YOUR OBJECTIVE
The exercise asks you to copy every line below in which "channels" appears.

(Dataset records)
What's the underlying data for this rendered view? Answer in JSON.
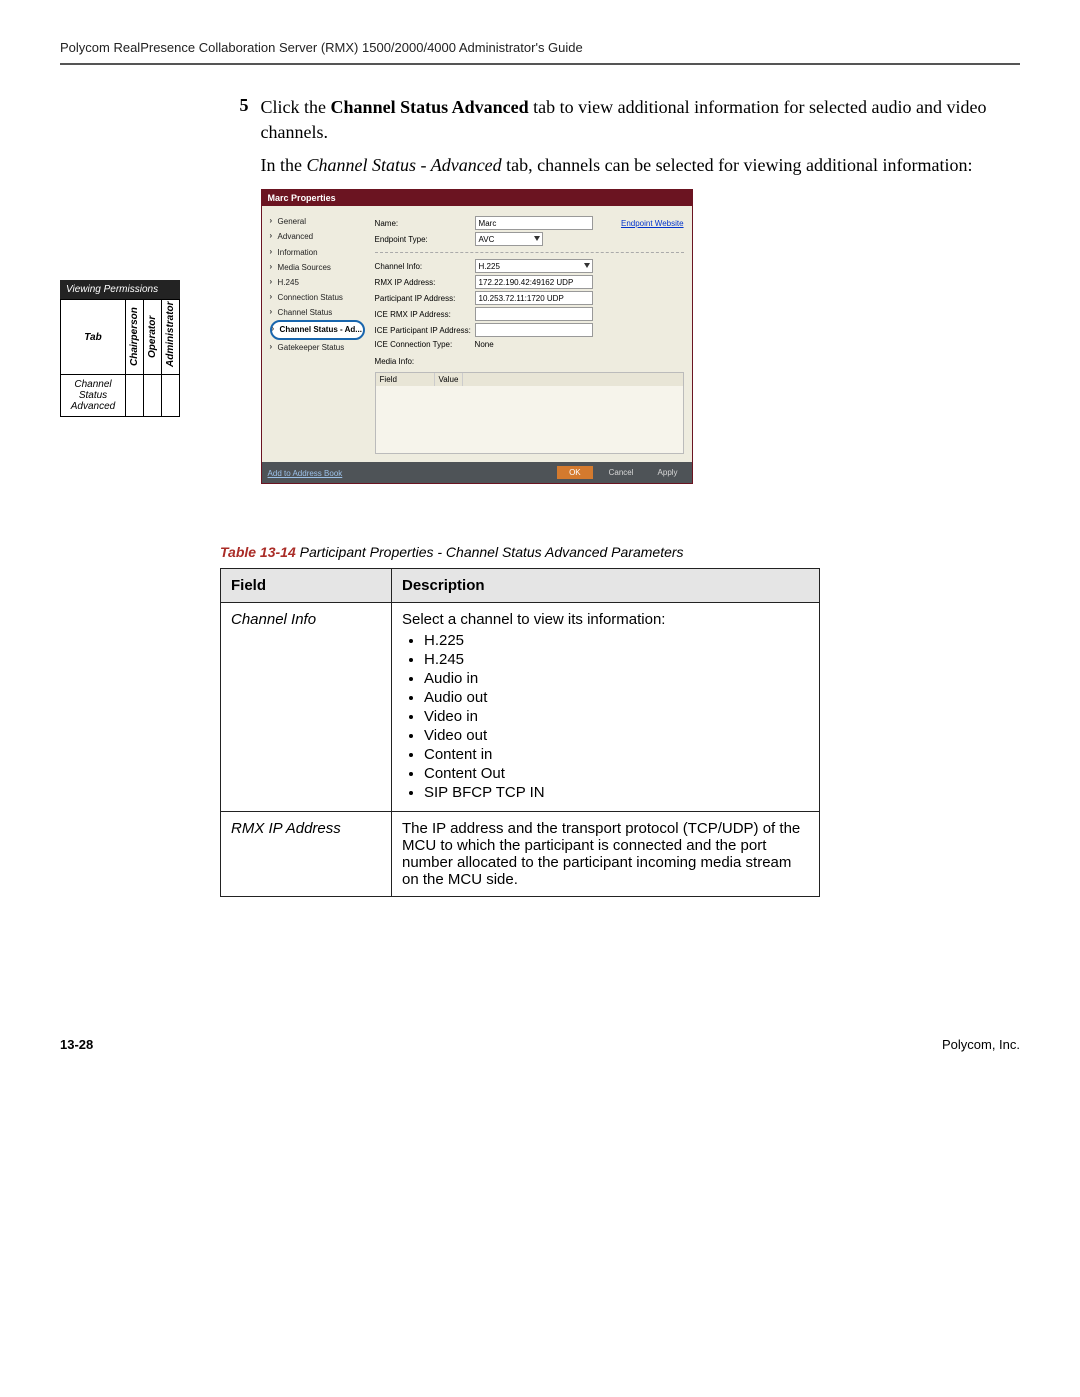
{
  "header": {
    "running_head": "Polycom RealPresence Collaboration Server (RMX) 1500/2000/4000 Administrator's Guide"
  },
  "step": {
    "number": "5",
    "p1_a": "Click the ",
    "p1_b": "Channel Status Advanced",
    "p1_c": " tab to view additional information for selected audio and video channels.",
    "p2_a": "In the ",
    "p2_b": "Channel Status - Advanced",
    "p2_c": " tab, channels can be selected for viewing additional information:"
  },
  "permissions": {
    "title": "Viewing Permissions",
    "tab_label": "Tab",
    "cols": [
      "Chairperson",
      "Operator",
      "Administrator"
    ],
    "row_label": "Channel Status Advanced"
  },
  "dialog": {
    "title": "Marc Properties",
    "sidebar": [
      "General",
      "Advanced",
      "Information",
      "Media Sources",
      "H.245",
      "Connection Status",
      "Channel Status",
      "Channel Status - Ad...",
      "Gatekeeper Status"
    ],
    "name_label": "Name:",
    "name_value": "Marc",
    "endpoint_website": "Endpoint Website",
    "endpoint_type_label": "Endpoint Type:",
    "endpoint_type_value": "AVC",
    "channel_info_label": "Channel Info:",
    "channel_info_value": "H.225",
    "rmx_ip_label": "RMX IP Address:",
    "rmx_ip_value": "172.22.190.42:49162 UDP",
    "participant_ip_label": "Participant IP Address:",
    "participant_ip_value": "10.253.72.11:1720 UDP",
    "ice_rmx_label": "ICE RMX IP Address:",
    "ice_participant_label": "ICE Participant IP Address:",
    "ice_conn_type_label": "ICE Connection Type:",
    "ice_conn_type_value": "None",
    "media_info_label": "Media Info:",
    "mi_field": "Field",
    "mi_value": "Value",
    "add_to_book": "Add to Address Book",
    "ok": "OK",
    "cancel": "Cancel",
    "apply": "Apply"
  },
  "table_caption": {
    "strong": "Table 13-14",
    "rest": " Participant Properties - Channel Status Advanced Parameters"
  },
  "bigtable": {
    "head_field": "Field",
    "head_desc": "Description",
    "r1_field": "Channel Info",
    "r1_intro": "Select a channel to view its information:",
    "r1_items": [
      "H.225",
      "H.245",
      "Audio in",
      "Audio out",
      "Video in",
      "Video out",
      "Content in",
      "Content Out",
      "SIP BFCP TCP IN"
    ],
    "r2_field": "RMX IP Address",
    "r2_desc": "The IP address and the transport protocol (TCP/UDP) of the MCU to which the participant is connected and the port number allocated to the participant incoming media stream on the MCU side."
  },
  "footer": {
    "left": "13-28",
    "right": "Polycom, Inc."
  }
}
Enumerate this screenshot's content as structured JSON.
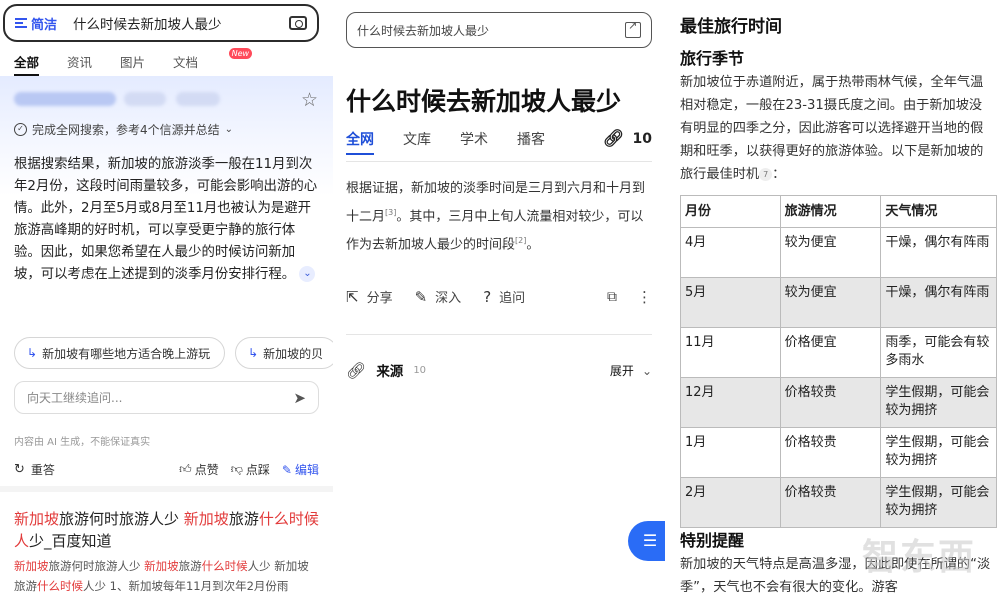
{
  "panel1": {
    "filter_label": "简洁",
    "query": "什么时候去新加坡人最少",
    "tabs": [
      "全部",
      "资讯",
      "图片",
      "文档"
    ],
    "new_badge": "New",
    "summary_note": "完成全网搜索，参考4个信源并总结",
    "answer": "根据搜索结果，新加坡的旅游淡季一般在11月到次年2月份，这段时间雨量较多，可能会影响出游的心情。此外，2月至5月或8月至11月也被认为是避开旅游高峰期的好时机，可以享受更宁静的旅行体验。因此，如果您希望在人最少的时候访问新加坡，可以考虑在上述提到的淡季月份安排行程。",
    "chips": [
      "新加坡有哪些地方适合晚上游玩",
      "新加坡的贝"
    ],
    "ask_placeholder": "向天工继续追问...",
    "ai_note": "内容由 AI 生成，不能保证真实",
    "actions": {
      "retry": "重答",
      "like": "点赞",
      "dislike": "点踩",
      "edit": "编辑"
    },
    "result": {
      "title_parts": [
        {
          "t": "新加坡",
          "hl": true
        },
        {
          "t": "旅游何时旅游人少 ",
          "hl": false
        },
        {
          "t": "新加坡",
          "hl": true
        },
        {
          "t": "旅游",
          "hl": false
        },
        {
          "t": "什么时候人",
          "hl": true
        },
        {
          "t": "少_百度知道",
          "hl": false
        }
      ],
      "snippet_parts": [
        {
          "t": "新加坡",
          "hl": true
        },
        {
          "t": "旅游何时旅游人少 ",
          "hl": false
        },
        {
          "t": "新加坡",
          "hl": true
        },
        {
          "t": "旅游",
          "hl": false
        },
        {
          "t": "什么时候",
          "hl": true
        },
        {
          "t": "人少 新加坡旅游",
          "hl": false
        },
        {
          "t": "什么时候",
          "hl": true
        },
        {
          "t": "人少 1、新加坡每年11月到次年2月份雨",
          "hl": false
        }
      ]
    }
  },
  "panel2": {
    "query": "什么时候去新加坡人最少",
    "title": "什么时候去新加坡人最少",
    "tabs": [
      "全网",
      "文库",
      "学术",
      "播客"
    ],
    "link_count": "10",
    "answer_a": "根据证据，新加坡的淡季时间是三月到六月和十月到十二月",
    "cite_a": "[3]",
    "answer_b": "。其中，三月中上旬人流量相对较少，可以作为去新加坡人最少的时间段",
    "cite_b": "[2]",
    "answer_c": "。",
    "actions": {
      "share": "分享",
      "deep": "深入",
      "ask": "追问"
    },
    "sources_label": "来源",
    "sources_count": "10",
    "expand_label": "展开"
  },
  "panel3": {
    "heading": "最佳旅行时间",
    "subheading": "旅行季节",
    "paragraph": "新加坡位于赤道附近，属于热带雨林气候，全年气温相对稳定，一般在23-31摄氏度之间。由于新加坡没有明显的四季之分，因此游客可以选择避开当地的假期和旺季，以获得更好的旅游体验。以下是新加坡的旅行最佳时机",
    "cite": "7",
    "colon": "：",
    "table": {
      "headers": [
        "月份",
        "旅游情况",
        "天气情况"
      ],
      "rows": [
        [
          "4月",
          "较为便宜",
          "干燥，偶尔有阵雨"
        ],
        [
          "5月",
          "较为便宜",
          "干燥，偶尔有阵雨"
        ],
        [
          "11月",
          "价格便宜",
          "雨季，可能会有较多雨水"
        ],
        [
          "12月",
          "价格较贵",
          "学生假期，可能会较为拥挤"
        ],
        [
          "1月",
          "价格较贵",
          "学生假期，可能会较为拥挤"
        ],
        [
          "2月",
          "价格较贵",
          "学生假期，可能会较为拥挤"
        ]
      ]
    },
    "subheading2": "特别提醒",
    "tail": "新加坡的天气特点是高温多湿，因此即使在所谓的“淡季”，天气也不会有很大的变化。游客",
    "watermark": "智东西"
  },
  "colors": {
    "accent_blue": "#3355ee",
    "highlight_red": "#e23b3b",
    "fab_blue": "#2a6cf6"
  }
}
* * *
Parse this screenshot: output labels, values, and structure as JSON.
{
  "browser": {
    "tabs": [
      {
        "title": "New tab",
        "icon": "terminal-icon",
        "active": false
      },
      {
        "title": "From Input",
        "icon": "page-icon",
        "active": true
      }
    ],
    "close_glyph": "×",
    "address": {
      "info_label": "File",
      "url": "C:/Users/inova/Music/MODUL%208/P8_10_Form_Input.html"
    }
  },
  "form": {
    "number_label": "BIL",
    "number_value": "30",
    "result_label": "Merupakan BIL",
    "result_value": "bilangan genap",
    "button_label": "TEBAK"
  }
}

SOLUTION FOR THIS PROBLEM
    "p1_c": " tab to view additional information for selected audio and video channels.",
    "p2_c": " tab, channels can be selected for viewing additional information:"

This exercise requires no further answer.